### PROBLEM TO SOLVE:
All lines in which the word "kazandırır" occurs are to be extracted.

### DATA PROVIDED:
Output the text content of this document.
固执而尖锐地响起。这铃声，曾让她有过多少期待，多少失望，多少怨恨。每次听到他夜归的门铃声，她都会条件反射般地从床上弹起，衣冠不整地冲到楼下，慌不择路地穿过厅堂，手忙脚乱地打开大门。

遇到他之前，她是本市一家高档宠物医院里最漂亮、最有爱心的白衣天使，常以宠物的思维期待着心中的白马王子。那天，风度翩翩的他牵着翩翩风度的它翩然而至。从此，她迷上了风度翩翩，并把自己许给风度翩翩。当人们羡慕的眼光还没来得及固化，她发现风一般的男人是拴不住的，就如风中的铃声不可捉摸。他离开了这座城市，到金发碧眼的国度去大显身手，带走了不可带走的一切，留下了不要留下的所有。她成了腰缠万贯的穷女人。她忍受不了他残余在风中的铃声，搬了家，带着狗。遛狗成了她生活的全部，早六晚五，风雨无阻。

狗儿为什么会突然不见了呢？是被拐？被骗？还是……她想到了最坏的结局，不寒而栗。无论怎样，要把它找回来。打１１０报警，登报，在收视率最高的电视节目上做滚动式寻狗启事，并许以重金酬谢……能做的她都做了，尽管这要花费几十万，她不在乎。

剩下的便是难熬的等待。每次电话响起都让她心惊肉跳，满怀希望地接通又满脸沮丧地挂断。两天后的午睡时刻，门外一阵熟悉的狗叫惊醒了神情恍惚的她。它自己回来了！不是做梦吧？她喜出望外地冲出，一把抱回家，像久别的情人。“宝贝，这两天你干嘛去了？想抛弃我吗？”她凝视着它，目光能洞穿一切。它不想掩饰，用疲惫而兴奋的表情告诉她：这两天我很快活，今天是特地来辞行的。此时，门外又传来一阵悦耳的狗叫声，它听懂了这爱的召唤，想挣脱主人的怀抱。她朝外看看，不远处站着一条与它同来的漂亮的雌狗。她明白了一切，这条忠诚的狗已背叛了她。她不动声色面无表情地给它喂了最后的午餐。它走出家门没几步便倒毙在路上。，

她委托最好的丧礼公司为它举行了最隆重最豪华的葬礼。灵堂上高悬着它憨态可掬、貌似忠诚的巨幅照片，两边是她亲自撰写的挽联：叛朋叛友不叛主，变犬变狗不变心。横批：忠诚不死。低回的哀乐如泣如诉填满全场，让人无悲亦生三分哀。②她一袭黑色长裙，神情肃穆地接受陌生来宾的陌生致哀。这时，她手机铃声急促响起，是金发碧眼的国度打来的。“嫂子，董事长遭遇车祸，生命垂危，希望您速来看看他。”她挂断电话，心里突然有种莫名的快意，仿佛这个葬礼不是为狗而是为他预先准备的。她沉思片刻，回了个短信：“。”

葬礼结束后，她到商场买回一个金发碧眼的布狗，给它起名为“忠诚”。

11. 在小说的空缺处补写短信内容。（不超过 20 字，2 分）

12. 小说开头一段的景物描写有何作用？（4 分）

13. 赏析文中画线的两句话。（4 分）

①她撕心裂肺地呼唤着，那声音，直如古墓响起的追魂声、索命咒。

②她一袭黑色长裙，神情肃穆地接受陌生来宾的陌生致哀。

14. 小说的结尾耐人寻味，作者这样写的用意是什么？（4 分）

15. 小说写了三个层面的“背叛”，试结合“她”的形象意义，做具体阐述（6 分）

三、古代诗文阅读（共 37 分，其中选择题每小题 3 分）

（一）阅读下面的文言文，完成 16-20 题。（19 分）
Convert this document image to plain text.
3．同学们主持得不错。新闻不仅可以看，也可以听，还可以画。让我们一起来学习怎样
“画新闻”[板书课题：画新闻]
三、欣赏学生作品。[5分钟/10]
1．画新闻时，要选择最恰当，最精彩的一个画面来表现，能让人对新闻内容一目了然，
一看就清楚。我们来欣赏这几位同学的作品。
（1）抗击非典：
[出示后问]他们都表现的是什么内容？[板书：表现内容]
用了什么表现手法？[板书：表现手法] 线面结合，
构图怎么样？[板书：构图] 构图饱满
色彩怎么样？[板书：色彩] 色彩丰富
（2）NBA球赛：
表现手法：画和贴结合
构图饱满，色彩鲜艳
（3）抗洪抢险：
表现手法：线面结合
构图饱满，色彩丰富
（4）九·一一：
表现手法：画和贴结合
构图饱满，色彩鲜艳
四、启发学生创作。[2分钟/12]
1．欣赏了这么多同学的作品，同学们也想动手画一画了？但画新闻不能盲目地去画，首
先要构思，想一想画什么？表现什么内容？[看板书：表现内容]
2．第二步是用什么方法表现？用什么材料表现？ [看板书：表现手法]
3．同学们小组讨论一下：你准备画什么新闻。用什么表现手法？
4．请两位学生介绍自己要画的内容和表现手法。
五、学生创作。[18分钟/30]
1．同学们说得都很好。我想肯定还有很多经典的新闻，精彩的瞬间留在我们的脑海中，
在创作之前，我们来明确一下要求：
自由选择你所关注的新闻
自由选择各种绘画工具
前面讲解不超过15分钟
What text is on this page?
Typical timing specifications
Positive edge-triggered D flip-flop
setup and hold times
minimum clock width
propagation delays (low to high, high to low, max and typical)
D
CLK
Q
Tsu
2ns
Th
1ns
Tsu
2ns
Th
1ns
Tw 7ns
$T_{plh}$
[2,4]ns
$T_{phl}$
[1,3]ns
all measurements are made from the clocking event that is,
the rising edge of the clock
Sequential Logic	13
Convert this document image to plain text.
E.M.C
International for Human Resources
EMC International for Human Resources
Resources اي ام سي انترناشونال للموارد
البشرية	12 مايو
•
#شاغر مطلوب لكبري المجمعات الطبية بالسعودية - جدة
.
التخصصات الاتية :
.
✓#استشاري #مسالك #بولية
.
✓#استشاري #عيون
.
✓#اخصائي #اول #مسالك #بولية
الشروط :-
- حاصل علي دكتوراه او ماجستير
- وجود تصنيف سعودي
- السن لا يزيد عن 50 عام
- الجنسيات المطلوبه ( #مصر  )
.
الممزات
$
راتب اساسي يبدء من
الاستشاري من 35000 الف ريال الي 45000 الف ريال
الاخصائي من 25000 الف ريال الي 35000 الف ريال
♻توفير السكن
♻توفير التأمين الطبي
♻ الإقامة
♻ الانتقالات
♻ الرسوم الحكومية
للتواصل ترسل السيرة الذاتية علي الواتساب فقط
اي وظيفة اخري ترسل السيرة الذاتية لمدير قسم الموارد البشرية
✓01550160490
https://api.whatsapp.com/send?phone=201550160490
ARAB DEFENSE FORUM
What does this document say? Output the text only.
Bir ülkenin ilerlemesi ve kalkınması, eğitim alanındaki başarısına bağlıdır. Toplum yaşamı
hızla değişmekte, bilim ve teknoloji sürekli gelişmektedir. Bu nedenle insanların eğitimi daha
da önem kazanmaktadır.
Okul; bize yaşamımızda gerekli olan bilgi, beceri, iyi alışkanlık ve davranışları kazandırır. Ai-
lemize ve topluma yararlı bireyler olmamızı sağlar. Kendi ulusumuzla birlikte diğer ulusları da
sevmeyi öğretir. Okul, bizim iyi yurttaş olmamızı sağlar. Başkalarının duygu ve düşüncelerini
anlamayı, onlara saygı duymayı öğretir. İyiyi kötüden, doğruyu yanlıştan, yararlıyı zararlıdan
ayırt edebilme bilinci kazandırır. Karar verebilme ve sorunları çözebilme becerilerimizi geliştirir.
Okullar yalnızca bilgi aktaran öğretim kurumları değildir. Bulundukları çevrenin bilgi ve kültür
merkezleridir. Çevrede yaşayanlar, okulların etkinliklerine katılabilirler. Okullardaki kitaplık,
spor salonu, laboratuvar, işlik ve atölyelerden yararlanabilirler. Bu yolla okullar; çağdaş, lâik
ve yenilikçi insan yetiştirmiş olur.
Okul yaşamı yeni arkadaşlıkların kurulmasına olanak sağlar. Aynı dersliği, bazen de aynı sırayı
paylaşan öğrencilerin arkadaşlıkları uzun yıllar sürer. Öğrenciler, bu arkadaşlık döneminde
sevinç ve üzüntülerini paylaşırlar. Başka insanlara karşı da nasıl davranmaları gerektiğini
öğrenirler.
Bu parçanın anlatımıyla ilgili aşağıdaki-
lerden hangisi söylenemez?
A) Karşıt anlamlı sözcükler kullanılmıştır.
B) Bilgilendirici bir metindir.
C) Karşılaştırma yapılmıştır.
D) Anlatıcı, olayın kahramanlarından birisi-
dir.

### SOLUTION TO THIS TASK:
Okul; bize yaşamımızda gerekli olan bilgi, beceri, iyi alışkanlık ve davranışları kazandırır. Ai-
ayırt edebilme bilinci kazandırır. Karar verebilme ve sorunları çözebilme becerilerimizi geliştirir.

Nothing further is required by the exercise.